STATED EXERCISE –
Your task is to transcribe all the entries exactly, excluding pictures.

DATA FOR THIS EXERCISE –
########################################

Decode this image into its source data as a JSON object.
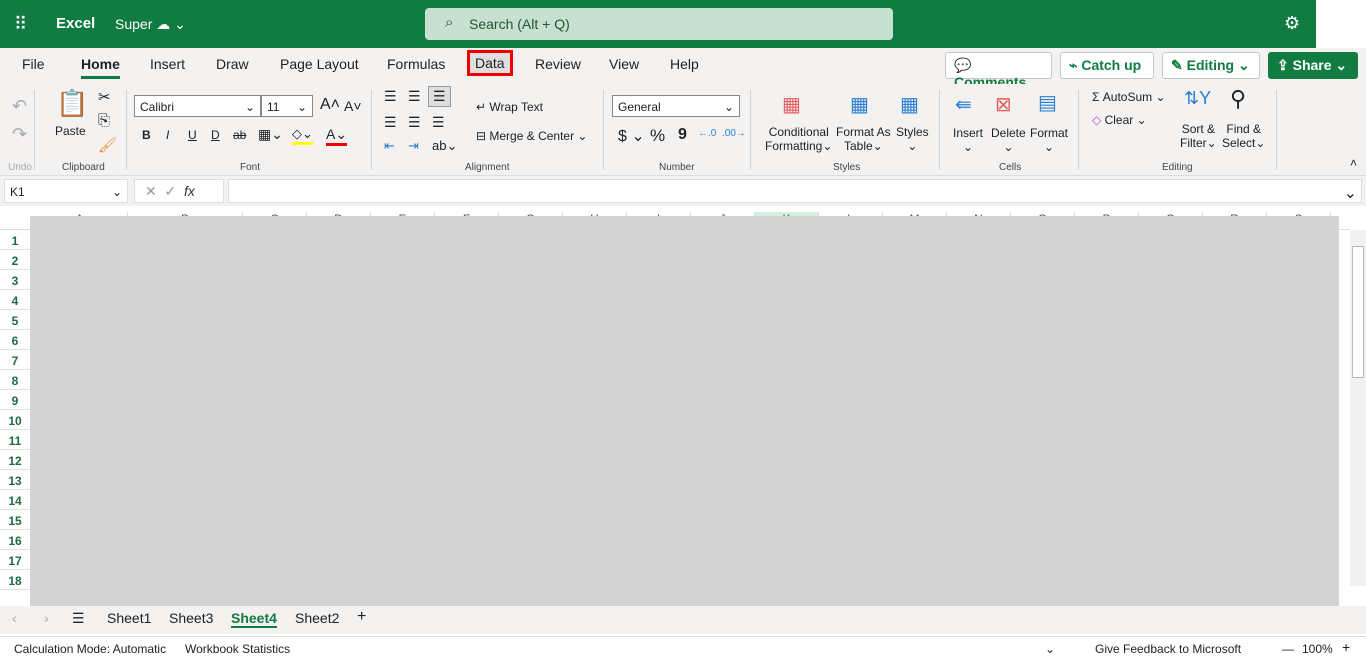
{
  "header": {
    "app": "Excel",
    "doc": "Super",
    "search_placeholder": "Search (Alt + Q)"
  },
  "menu": [
    "File",
    "Home",
    "Insert",
    "Draw",
    "Page Layout",
    "Formulas",
    "Data",
    "Review",
    "View",
    "Help"
  ],
  "actions": {
    "comments": "Comments",
    "catchup": "Catch up",
    "editing": "Editing",
    "share": "Share"
  },
  "ribbon": {
    "undo": "Undo",
    "paste": "Paste",
    "clipboard": "Clipboard",
    "font_name": "Calibri",
    "font_size": "11",
    "font": "Font",
    "wrap": "Wrap Text",
    "merge": "Merge & Center",
    "alignment": "Alignment",
    "number_format": "General",
    "number": "Number",
    "cond1": "Conditional",
    "cond2": "Formatting",
    "fat1": "Format As",
    "fat2": "Table",
    "styles_btn": "Styles",
    "styles": "Styles",
    "insert": "Insert",
    "delete": "Delete",
    "format": "Format",
    "cells": "Cells",
    "autosum": "AutoSum",
    "clear": "Clear",
    "sort1": "Sort &",
    "sort2": "Filter",
    "find1": "Find &",
    "find2": "Select",
    "editing": "Editing",
    "bold": "B",
    "italic": "I",
    "underline": "U",
    "dunder": "D",
    "strike": "ab",
    "fontcolor": "A",
    "dollar": "$",
    "percent": "%",
    "comma": "9"
  },
  "formula": {
    "namebox": "K1",
    "value": ""
  },
  "columns": [
    "A",
    "B",
    "C",
    "D",
    "E",
    "F",
    "G",
    "H",
    "I",
    "J",
    "K",
    "L",
    "M",
    "N",
    "O",
    "P",
    "Q",
    "R",
    "S"
  ],
  "rows": [
    "1",
    "2",
    "3",
    "4",
    "5",
    "6",
    "7",
    "8",
    "9",
    "10",
    "11",
    "12",
    "13",
    "14",
    "15",
    "16",
    "17",
    "18"
  ],
  "sheets": [
    "Sheet1",
    "Sheet3",
    "Sheet4",
    "Sheet2"
  ],
  "active_sheet": "Sheet4",
  "status": {
    "calc": "Calculation Mode: Automatic",
    "stats": "Workbook Statistics",
    "feedback": "Give Feedback to Microsoft",
    "zoom": "100%"
  },
  "colors": {
    "brand": "#107c41",
    "highlight": "#e00000"
  }
}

########################################

FULL SOLUTION –
Decode this image into its source data as a JSON object.
{
  "header": {
    "app": "Excel",
    "doc": "Super",
    "search_placeholder": "Search (Alt + Q)"
  },
  "menu": [
    "File",
    "Home",
    "Insert",
    "Draw",
    "Page Layout",
    "Formulas",
    "Data",
    "Review",
    "View",
    "Help"
  ],
  "actions": {
    "comments": "Comments",
    "catchup": "Catch up",
    "editing": "Editing",
    "share": "Share"
  },
  "ribbon": {
    "undo": "Undo",
    "paste": "Paste",
    "clipboard": "Clipboard",
    "font_name": "Calibri",
    "font_size": "11",
    "font": "Font",
    "wrap": "Wrap Text",
    "merge": "Merge & Center",
    "alignment": "Alignment",
    "number_format": "General",
    "number": "Number",
    "cond1": "Conditional",
    "cond2": "Formatting",
    "fat1": "Format As",
    "fat2": "Table",
    "styles_btn": "Styles",
    "styles": "Styles",
    "insert": "Insert",
    "delete": "Delete",
    "format": "Format",
    "cells": "Cells",
    "autosum": "AutoSum",
    "clear": "Clear",
    "sort1": "Sort &",
    "sort2": "Filter",
    "find1": "Find &",
    "find2": "Select",
    "editing": "Editing",
    "bold": "B",
    "italic": "I",
    "underline": "U",
    "dunder": "D",
    "strike": "ab",
    "fontcolor": "A",
    "dollar": "$",
    "percent": "%",
    "comma": "9"
  },
  "formula": {
    "namebox": "K1",
    "value": ""
  },
  "columns": [
    "A",
    "B",
    "C",
    "D",
    "E",
    "F",
    "G",
    "H",
    "I",
    "J",
    "K",
    "L",
    "M",
    "N",
    "O",
    "P",
    "Q",
    "R",
    "S"
  ],
  "rows": [
    "1",
    "2",
    "3",
    "4",
    "5",
    "6",
    "7",
    "8",
    "9",
    "10",
    "11",
    "12",
    "13",
    "14",
    "15",
    "16",
    "17",
    "18"
  ],
  "sheets": [
    "Sheet1",
    "Sheet3",
    "Sheet4",
    "Sheet2"
  ],
  "active_sheet": "Sheet4",
  "status": {
    "calc": "Calculation Mode: Automatic",
    "stats": "Workbook Statistics",
    "feedback": "Give Feedback to Microsoft",
    "zoom": "100%"
  },
  "colors": {
    "brand": "#107c41",
    "highlight": "#e00000"
  }
}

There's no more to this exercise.